In the data below, find every line that has the string "Date", and copy it.

+++ DATASET RECORDS +++

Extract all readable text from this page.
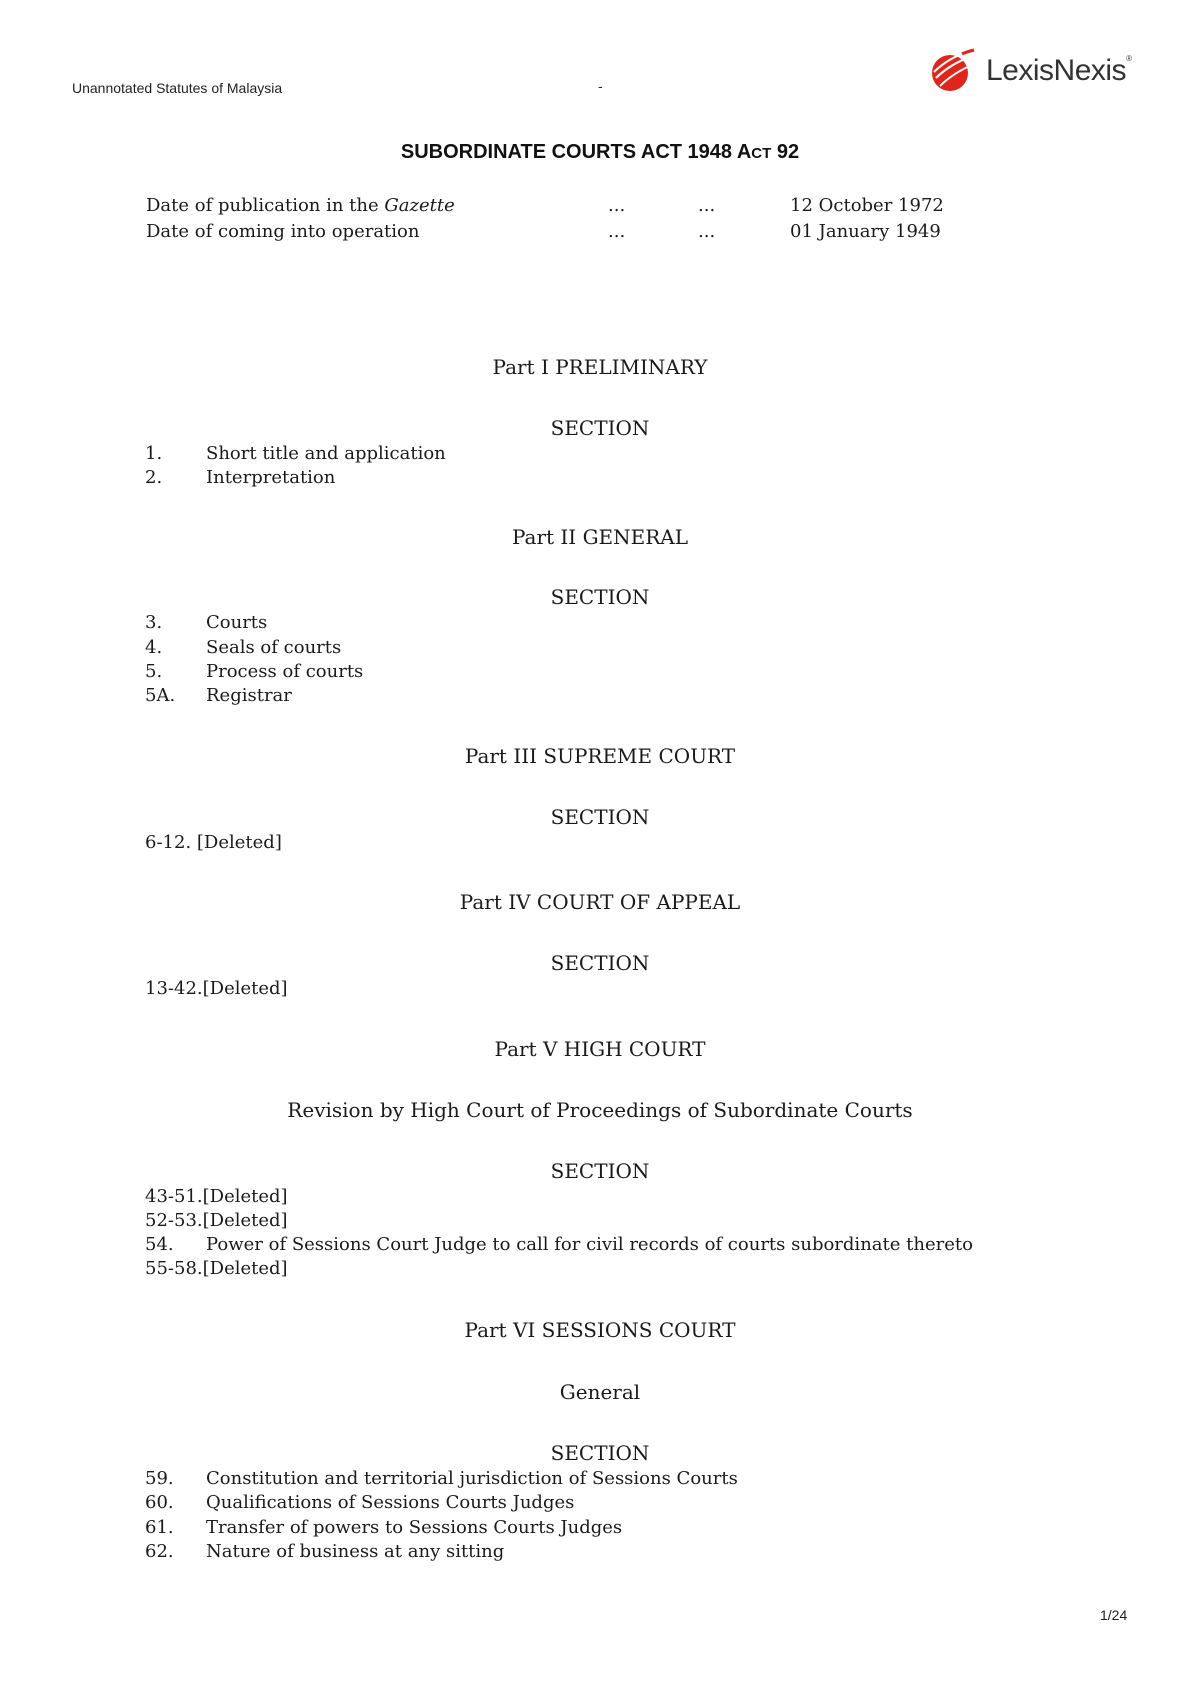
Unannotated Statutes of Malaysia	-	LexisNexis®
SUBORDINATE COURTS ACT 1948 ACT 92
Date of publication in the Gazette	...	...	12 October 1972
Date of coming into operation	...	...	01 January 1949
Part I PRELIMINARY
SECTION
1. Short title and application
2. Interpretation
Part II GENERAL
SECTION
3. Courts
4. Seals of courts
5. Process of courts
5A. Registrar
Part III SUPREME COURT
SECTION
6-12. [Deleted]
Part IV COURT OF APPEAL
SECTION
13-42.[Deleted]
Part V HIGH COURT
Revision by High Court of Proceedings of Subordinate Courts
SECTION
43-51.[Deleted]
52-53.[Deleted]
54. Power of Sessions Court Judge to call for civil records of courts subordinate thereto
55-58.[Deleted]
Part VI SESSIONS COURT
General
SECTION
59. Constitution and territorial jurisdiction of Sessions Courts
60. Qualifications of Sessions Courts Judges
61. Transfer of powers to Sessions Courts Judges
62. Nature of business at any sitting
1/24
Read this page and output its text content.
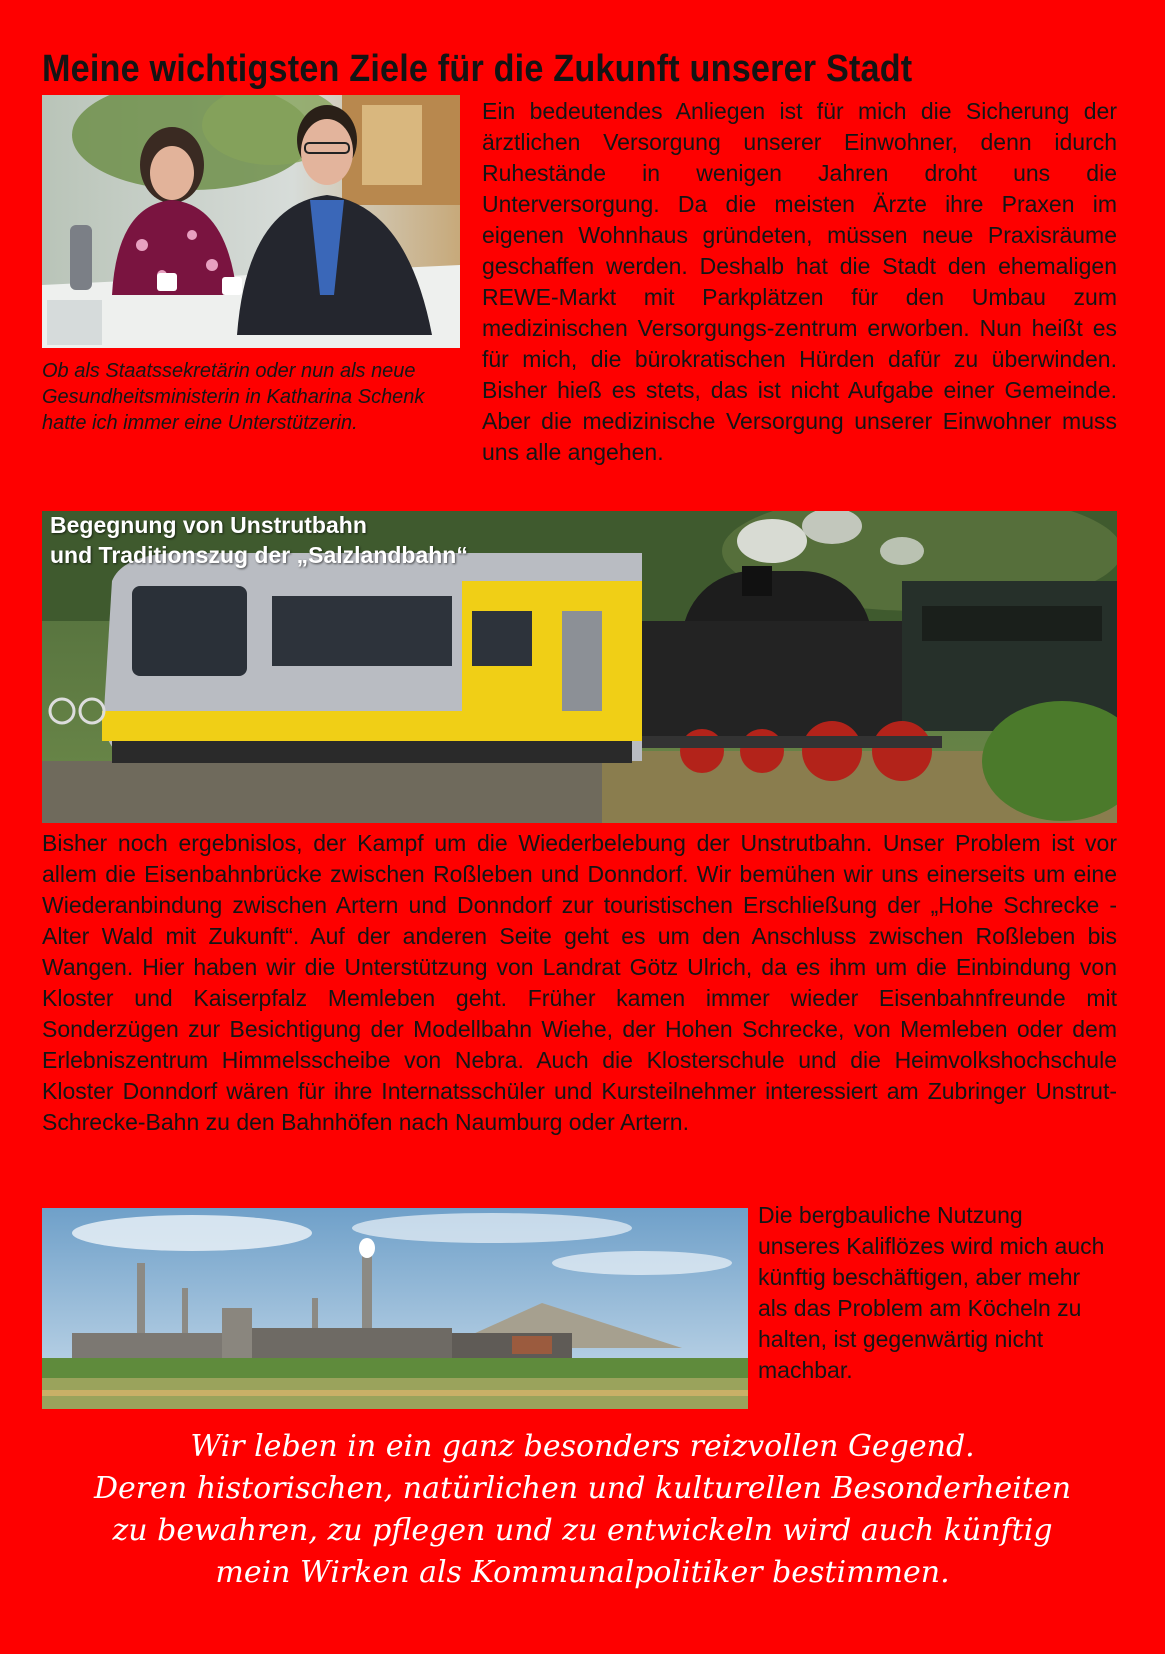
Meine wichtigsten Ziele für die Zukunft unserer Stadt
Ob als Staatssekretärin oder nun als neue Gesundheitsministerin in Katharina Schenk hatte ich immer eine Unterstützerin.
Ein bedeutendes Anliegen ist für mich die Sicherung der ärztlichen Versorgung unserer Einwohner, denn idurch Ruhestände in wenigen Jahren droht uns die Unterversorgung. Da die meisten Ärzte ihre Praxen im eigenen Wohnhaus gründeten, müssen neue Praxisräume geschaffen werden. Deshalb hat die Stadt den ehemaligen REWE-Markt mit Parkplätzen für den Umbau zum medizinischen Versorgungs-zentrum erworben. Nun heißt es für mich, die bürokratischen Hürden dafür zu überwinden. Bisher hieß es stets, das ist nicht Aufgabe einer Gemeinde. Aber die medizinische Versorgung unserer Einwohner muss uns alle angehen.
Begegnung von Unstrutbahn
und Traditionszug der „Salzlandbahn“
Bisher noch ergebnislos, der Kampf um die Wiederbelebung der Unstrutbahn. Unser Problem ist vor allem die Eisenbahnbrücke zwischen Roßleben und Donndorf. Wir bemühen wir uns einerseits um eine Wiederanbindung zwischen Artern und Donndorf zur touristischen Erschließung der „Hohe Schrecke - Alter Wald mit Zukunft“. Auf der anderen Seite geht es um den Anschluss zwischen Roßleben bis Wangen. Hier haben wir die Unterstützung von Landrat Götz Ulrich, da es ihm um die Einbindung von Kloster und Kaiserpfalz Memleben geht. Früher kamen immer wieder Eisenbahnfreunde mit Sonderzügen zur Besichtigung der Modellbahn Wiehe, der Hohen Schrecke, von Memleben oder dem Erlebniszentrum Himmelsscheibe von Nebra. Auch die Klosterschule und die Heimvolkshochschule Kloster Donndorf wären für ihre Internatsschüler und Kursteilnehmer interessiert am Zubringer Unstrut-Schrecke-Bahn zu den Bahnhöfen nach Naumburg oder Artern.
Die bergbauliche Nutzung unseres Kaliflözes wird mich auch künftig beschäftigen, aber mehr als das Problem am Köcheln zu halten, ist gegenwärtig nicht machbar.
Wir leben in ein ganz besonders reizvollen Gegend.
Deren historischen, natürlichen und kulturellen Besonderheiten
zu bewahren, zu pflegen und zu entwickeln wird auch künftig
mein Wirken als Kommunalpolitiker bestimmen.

+++
+++ DATASET RECORDS +++

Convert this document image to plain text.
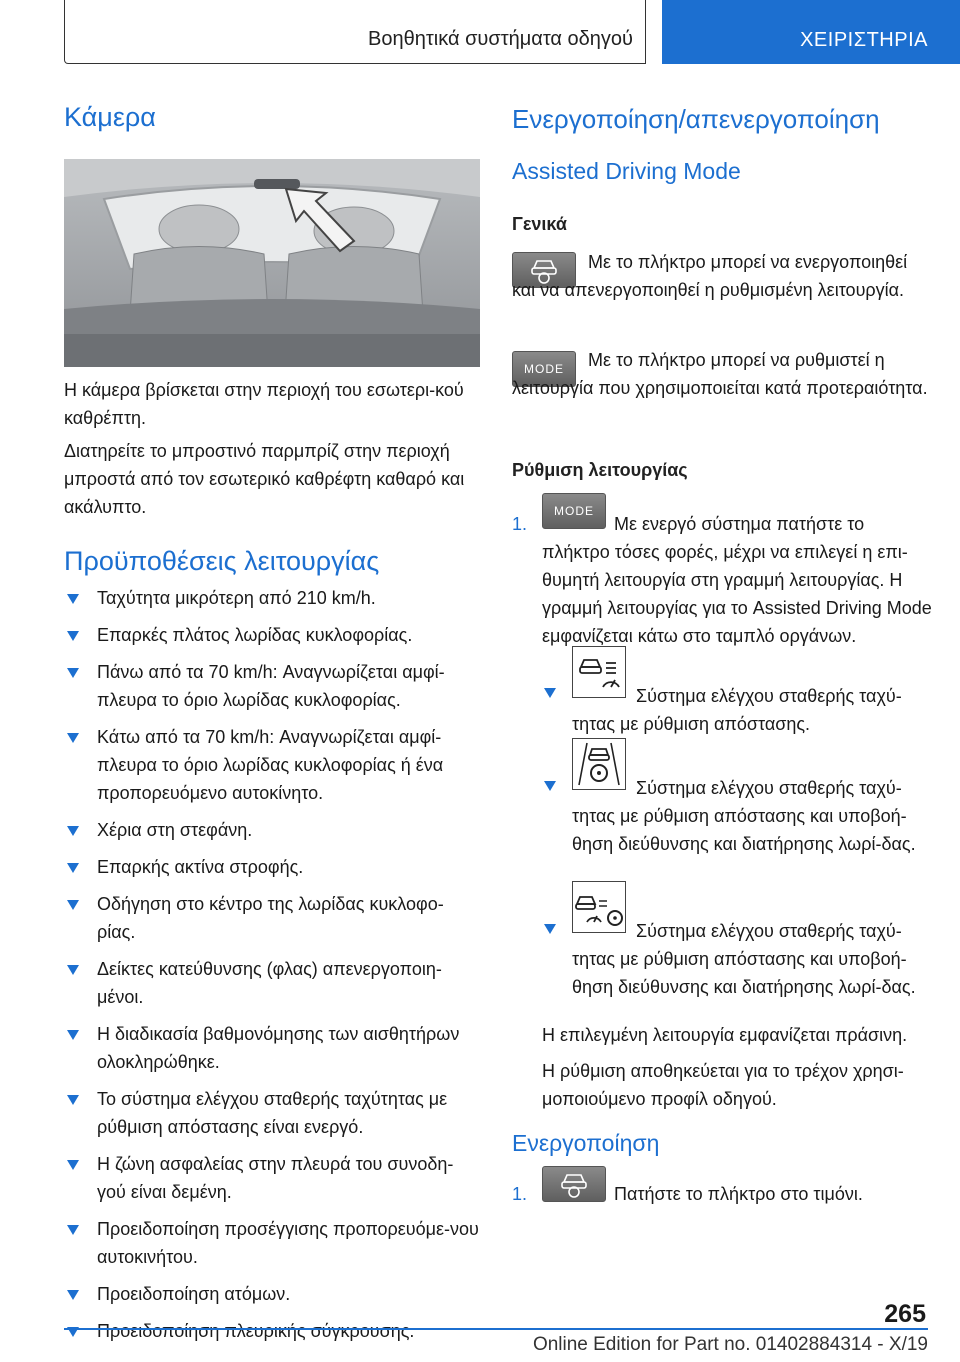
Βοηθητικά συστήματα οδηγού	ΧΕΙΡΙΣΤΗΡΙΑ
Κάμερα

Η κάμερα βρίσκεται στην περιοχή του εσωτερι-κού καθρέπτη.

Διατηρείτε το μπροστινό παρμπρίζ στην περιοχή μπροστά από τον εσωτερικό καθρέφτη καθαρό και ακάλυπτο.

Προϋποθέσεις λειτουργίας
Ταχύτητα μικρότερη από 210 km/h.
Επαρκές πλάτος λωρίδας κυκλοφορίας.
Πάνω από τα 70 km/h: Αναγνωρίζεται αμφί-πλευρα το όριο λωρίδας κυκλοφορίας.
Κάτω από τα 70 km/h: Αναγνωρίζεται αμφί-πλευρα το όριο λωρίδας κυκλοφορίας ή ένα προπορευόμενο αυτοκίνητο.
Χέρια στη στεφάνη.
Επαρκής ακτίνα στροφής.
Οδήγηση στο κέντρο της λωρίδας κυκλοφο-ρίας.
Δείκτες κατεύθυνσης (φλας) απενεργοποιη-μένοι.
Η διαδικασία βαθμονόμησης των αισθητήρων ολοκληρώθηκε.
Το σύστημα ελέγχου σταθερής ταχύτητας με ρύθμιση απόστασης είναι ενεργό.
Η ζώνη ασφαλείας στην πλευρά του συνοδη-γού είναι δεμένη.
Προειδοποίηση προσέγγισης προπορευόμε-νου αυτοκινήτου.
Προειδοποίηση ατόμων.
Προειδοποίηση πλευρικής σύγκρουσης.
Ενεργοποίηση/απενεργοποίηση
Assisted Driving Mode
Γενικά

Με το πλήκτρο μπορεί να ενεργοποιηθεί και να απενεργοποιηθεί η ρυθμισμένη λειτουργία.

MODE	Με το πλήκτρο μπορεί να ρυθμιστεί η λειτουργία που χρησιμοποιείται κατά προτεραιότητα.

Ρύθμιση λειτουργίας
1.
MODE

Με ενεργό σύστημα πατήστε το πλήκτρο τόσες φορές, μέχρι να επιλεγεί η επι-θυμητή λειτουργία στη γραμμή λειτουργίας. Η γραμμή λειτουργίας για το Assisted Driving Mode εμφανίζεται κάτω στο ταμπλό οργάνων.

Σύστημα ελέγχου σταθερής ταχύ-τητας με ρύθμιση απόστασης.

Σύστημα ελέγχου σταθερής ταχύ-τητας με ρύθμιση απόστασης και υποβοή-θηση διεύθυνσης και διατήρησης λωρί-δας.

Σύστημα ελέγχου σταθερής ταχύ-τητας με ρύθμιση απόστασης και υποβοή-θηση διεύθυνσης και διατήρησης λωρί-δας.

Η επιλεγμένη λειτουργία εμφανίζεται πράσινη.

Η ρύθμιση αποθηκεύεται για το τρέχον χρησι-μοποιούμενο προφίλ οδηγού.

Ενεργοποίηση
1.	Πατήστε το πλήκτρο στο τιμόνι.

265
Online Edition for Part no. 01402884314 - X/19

+++

**FINAL RESULT**
Date of publication in the Gazette	...	...	12 October 1972
Date of coming into operation	...	...	01 January 1949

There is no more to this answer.